**What is being asked**
Type out all the records word for word. Any pictures are to be left out.

**Stored rows**
===============

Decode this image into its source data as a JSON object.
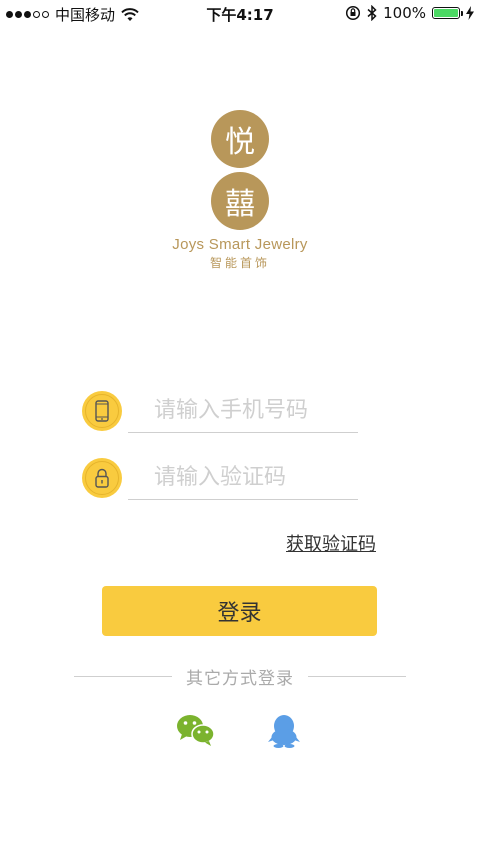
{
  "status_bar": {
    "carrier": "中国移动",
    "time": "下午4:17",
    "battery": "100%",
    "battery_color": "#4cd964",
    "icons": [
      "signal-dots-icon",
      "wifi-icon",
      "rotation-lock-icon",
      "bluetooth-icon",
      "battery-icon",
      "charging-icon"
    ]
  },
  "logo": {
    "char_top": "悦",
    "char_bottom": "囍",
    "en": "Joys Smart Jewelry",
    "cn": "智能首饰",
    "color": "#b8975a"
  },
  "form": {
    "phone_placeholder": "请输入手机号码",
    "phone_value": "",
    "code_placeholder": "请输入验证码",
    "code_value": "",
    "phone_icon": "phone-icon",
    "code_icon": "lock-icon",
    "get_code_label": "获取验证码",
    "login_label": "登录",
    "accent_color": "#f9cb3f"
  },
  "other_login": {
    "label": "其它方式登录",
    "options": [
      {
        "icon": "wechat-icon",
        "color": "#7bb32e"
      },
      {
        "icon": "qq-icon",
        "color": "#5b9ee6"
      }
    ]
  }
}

===============

**Exercise output**
Decode this image into its source data as a JSON object.
{
  "status_bar": {
    "carrier": "中国移动",
    "time": "下午4:17",
    "battery": "100%",
    "battery_color": "#4cd964",
    "icons": [
      "signal-dots-icon",
      "wifi-icon",
      "rotation-lock-icon",
      "bluetooth-icon",
      "battery-icon",
      "charging-icon"
    ]
  },
  "logo": {
    "char_top": "悦",
    "char_bottom": "囍",
    "en": "Joys Smart Jewelry",
    "cn": "智能首饰",
    "color": "#b8975a"
  },
  "form": {
    "phone_placeholder": "请输入手机号码",
    "phone_value": "",
    "code_placeholder": "请输入验证码",
    "code_value": "",
    "phone_icon": "phone-icon",
    "code_icon": "lock-icon",
    "get_code_label": "获取验证码",
    "login_label": "登录",
    "accent_color": "#f9cb3f"
  },
  "other_login": {
    "label": "其它方式登录",
    "options": [
      {
        "icon": "wechat-icon",
        "color": "#7bb32e"
      },
      {
        "icon": "qq-icon",
        "color": "#5b9ee6"
      }
    ]
  }
}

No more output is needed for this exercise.